___ Record list ___

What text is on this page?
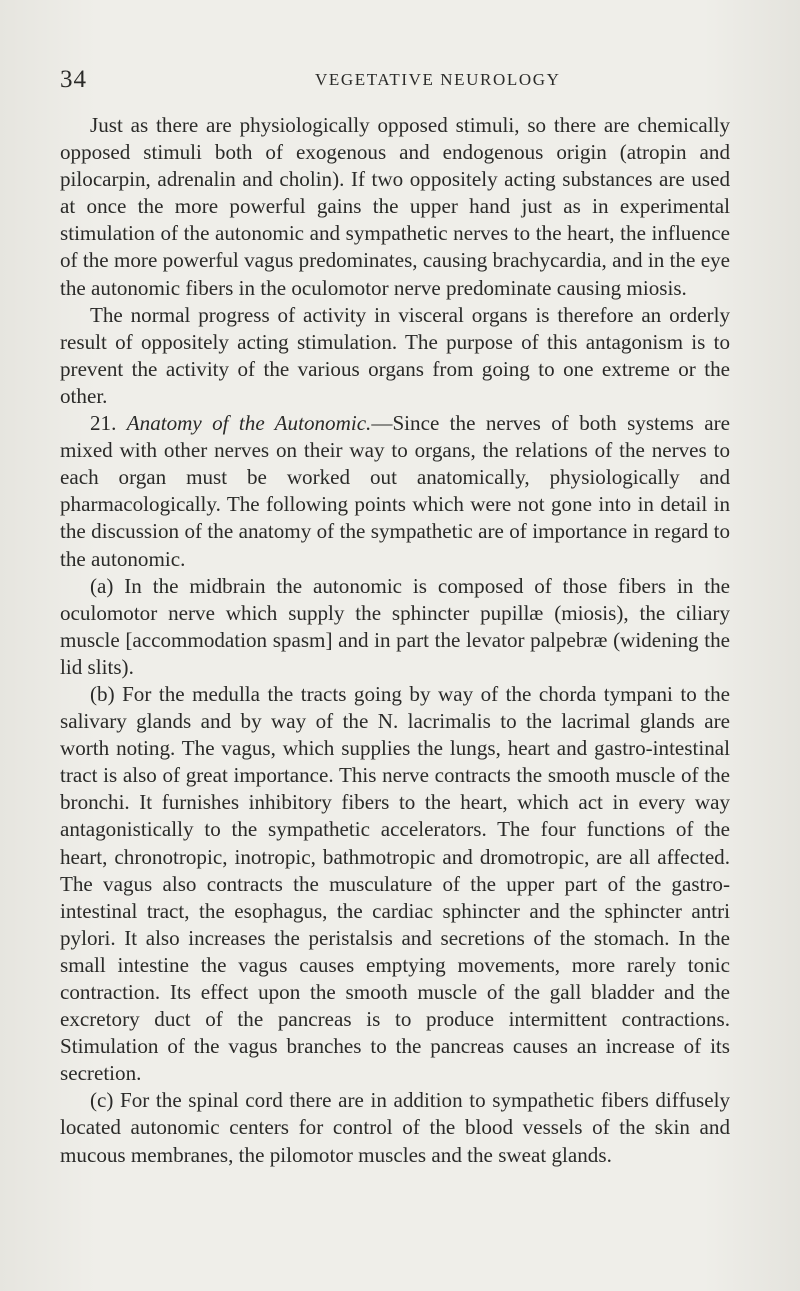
34	VEGETATIVE NEUROLOGY

Just as there are physiologically opposed stimuli, so there are chemically opposed stimuli both of exogenous and endogenous origin (atropin and pilocarpin, adrenalin and cholin). If two oppositely acting substances are used at once the more powerful gains the upper hand just as in experimental stimulation of the autonomic and sympathetic nerves to the heart, the influence of the more powerful vagus predominates, causing brachycardia, and in the eye the autonomic fibers in the oculomotor nerve predominate causing miosis.

The normal progress of activity in visceral organs is therefore an orderly result of oppositely acting stimulation. The purpose of this antagonism is to prevent the activity of the various organs from going to one extreme or the other.

21. Anatomy of the Autonomic.—Since the nerves of both systems are mixed with other nerves on their way to organs, the relations of the nerves to each organ must be worked out anatomically, physiologically and pharmacologically. The following points which were not gone into in detail in the discussion of the anatomy of the sympathetic are of importance in regard to the autonomic.

(a) In the midbrain the autonomic is composed of those fibers in the oculomotor nerve which supply the sphincter pupillæ (miosis), the ciliary muscle [accommodation spasm] and in part the levator palpebræ (widening the lid slits).

(b) For the medulla the tracts going by way of the chorda tympani to the salivary glands and by way of the N. lacrimalis to the lacrimal glands are worth noting. The vagus, which supplies the lungs, heart and gastro-intestinal tract is also of great importance. This nerve contracts the smooth muscle of the bronchi. It furnishes inhibitory fibers to the heart, which act in every way antagonistically to the sympathetic accelerators. The four functions of the heart, chronotropic, inotropic, bathmotropic and dromotropic, are all affected. The vagus also contracts the musculature of the upper part of the gastro-intestinal tract, the esophagus, the cardiac sphincter and the sphincter antri pylori. It also increases the peristalsis and secretions of the stomach. In the small intestine the vagus causes emptying movements, more rarely tonic contraction. Its effect upon the smooth muscle of the gall bladder and the excretory duct of the pancreas is to produce intermittent contractions. Stimulation of the vagus branches to the pancreas causes an increase of its secretion.

(c) For the spinal cord there are in addition to sympathetic fibers diffusely located autonomic centers for control of the blood vessels of the skin and mucous membranes, the pilomotor muscles and the sweat glands.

___

_Requirement_
Every record above should be transcribed exactly; the pictures stay out of the copy.

_Reply_
What text is on this page?
34	VEGETATIVE NEUROLOGY

Just as there are physiologically opposed stimuli, so there are chemically opposed stimuli both of exogenous and endogenous origin (atropin and pilocarpin, adrenalin and cholin). If two oppositely acting substances are used at once the more powerful gains the upper hand just as in experimental stimulation of the autonomic and sympathetic nerves to the heart, the influence of the more powerful vagus predominates, causing brachycardia, and in the eye the autonomic fibers in the oculomotor nerve predominate causing miosis.

The normal progress of activity in visceral organs is therefore an orderly result of oppositely acting stimulation. The purpose of this antagonism is to prevent the activity of the various organs from going to one extreme or the other.

21. Anatomy of the Autonomic.—Since the nerves of both systems are mixed with other nerves on their way to organs, the relations of the nerves to each organ must be worked out anatomically, physiologically and pharmacologically. The following points which were not gone into in detail in the discussion of the anatomy of the sympathetic are of importance in regard to the autonomic.

(a) In the midbrain the autonomic is composed of those fibers in the oculomotor nerve which supply the sphincter pupillæ (miosis), the ciliary muscle [accommodation spasm] and in part the levator palpebræ (widening the lid slits).

(b) For the medulla the tracts going by way of the chorda tympani to the salivary glands and by way of the N. lacrimalis to the lacrimal glands are worth noting. The vagus, which supplies the lungs, heart and gastro-intestinal tract is also of great importance. This nerve contracts the smooth muscle of the bronchi. It furnishes inhibitory fibers to the heart, which act in every way antagonistically to the sympathetic accelerators. The four functions of the heart, chronotropic, inotropic, bathmotropic and dromotropic, are all affected. The vagus also contracts the musculature of the upper part of the gastro-intestinal tract, the esophagus, the cardiac sphincter and the sphincter antri pylori. It also increases the peristalsis and secretions of the stomach. In the small intestine the vagus causes emptying movements, more rarely tonic contraction. Its effect upon the smooth muscle of the gall bladder and the excretory duct of the pancreas is to produce intermittent contractions. Stimulation of the vagus branches to the pancreas causes an increase of its secretion.

(c) For the spinal cord there are in addition to sympathetic fibers diffusely located autonomic centers for control of the blood vessels of the skin and mucous membranes, the pilomotor muscles and the sweat glands.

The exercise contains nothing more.